### Exercise
Repeat the material below word for word and leave out all pictures.

Dataset records
►

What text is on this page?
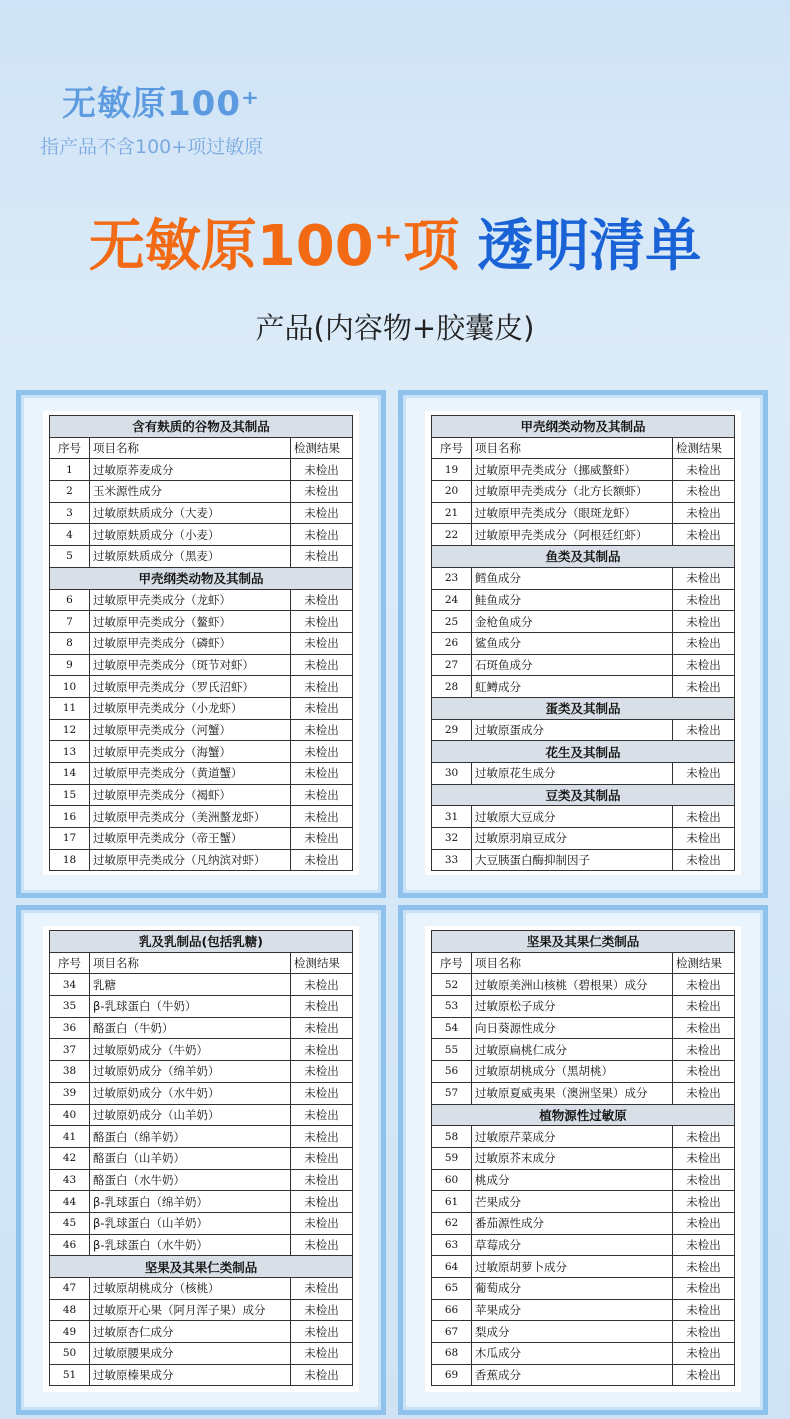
无敏原100⁺
指产品不含100+项过敏原
无敏原100⁺项 透明清单
产品(内容物+胶囊皮)
含有麸质的谷物及其制品		
序号	项目名称	检测结果
1	过敏原荞麦成分	未检出
2	玉米源性成分	未检出
3	过敏原麸质成分（大麦）	未检出
4	过敏原麸质成分（小麦）	未检出
5	过敏原麸质成分（黑麦）	未检出
甲壳纲类动物及其制品		
6	过敏原甲壳类成分（龙虾）	未检出
7	过敏原甲壳类成分（鳌虾）	未检出
8	过敏原甲壳类成分（磷虾）	未检出
9	过敏原甲壳类成分（斑节对虾）	未检出
10	过敏原甲壳类成分（罗氏沼虾）	未检出
11	过敏原甲壳类成分（小龙虾）	未检出
12	过敏原甲壳类成分（河蟹）	未检出
13	过敏原甲壳类成分（海蟹）	未检出
14	过敏原甲壳类成分（黄道蟹）	未检出
15	过敏原甲壳类成分（褐虾）	未检出
16	过敏原甲壳类成分（美洲螯龙虾）	未检出
17	过敏原甲壳类成分（帝王蟹）	未检出
18	过敏原甲壳类成分（凡纳滨对虾）	未检出
甲壳纲类动物及其制品		
序号	项目名称	检测结果
19	过敏原甲壳类成分（挪威螯虾）	未检出
20	过敏原甲壳类成分（北方长额虾）	未检出
21	过敏原甲壳类成分（眼斑龙虾）	未检出
22	过敏原甲壳类成分（阿根廷红虾）	未检出
鱼类及其制品		
23	鳕鱼成分	未检出
24	鲑鱼成分	未检出
25	金枪鱼成分	未检出
26	鲨鱼成分	未检出
27	石斑鱼成分	未检出
28	虹鳟成分	未检出
蛋类及其制品		
29	过敏原蛋成分	未检出
花生及其制品		
30	过敏原花生成分	未检出
豆类及其制品		
31	过敏原大豆成分	未检出
32	过敏原羽扇豆成分	未检出
33	大豆胰蛋白酶抑制因子	未检出
乳及乳制品(包括乳糖)		
序号	项目名称	检测结果
34	乳糖	未检出
35	β-乳球蛋白（牛奶）	未检出
36	酪蛋白（牛奶）	未检出
37	过敏原奶成分（牛奶）	未检出
38	过敏原奶成分（绵羊奶）	未检出
39	过敏原奶成分（水牛奶）	未检出
40	过敏原奶成分（山羊奶）	未检出
41	酪蛋白（绵羊奶）	未检出
42	酪蛋白（山羊奶）	未检出
43	酪蛋白（水牛奶）	未检出
44	β-乳球蛋白（绵羊奶）	未检出
45	β-乳球蛋白（山羊奶）	未检出
46	β-乳球蛋白（水牛奶）	未检出
坚果及其果仁类制品		
47	过敏原胡桃成分（核桃）	未检出
48	过敏原开心果（阿月浑子果）成分	未检出
49	过敏原杏仁成分	未检出
50	过敏原腰果成分	未检出
51	过敏原榛果成分	未检出
坚果及其果仁类制品		
序号	项目名称	检测结果
52	过敏原美洲山核桃（碧根果）成分	未检出
53	过敏原松子成分	未检出
54	向日葵源性成分	未检出
55	过敏原扁桃仁成分	未检出
56	过敏原胡桃成分（黑胡桃）	未检出
57	过敏原夏威夷果（澳洲坚果）成分	未检出
植物源性过敏原		
58	过敏原芹菜成分	未检出
59	过敏原芥末成分	未检出
60	桃成分	未检出
61	芒果成分	未检出
62	番茄源性成分	未检出
63	草莓成分	未检出
64	过敏原胡萝卜成分	未检出
65	葡萄成分	未检出
66	苹果成分	未检出
67	梨成分	未检出
68	木瓜成分	未检出
69	香蕉成分	未检出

◄

### Solution to this task
What text is on this page?
无敏原100⁺
指产品不含100+项过敏原
无敏原100⁺项 透明清单
产品(内容物+胶囊皮)
含有麸质的谷物及其制品		
序号	项目名称	检测结果
1	过敏原荞麦成分	未检出
2	玉米源性成分	未检出
3	过敏原麸质成分（大麦）	未检出
4	过敏原麸质成分（小麦）	未检出
5	过敏原麸质成分（黑麦）	未检出
甲壳纲类动物及其制品		
6	过敏原甲壳类成分（龙虾）	未检出
7	过敏原甲壳类成分（鳌虾）	未检出
8	过敏原甲壳类成分（磷虾）	未检出
9	过敏原甲壳类成分（斑节对虾）	未检出
10	过敏原甲壳类成分（罗氏沼虾）	未检出
11	过敏原甲壳类成分（小龙虾）	未检出
12	过敏原甲壳类成分（河蟹）	未检出
13	过敏原甲壳类成分（海蟹）	未检出
14	过敏原甲壳类成分（黄道蟹）	未检出
15	过敏原甲壳类成分（褐虾）	未检出
16	过敏原甲壳类成分（美洲螯龙虾）	未检出
17	过敏原甲壳类成分（帝王蟹）	未检出
18	过敏原甲壳类成分（凡纳滨对虾）	未检出
甲壳纲类动物及其制品		
序号	项目名称	检测结果
19	过敏原甲壳类成分（挪威螯虾）	未检出
20	过敏原甲壳类成分（北方长额虾）	未检出
21	过敏原甲壳类成分（眼斑龙虾）	未检出
22	过敏原甲壳类成分（阿根廷红虾）	未检出
鱼类及其制品		
23	鳕鱼成分	未检出
24	鲑鱼成分	未检出
25	金枪鱼成分	未检出
26	鲨鱼成分	未检出
27	石斑鱼成分	未检出
28	虹鳟成分	未检出
蛋类及其制品		
29	过敏原蛋成分	未检出
花生及其制品		
30	过敏原花生成分	未检出
豆类及其制品		
31	过敏原大豆成分	未检出
32	过敏原羽扇豆成分	未检出
33	大豆胰蛋白酶抑制因子	未检出
乳及乳制品(包括乳糖)		
序号	项目名称	检测结果
34	乳糖	未检出
35	β-乳球蛋白（牛奶）	未检出
36	酪蛋白（牛奶）	未检出
37	过敏原奶成分（牛奶）	未检出
38	过敏原奶成分（绵羊奶）	未检出
39	过敏原奶成分（水牛奶）	未检出
40	过敏原奶成分（山羊奶）	未检出
41	酪蛋白（绵羊奶）	未检出
42	酪蛋白（山羊奶）	未检出
43	酪蛋白（水牛奶）	未检出
44	β-乳球蛋白（绵羊奶）	未检出
45	β-乳球蛋白（山羊奶）	未检出
46	β-乳球蛋白（水牛奶）	未检出
坚果及其果仁类制品		
47	过敏原胡桃成分（核桃）	未检出
48	过敏原开心果（阿月浑子果）成分	未检出
49	过敏原杏仁成分	未检出
50	过敏原腰果成分	未检出
51	过敏原榛果成分	未检出
坚果及其果仁类制品		
序号	项目名称	检测结果
52	过敏原美洲山核桃（碧根果）成分	未检出
53	过敏原松子成分	未检出
54	向日葵源性成分	未检出
55	过敏原扁桃仁成分	未检出
56	过敏原胡桃成分（黑胡桃）	未检出
57	过敏原夏威夷果（澳洲坚果）成分	未检出
植物源性过敏原		
58	过敏原芹菜成分	未检出
59	过敏原芥末成分	未检出
60	桃成分	未检出
61	芒果成分	未检出
62	番茄源性成分	未检出
63	草莓成分	未检出
64	过敏原胡萝卜成分	未检出
65	葡萄成分	未检出
66	苹果成分	未检出
67	梨成分	未检出
68	木瓜成分	未检出
69	香蕉成分	未检出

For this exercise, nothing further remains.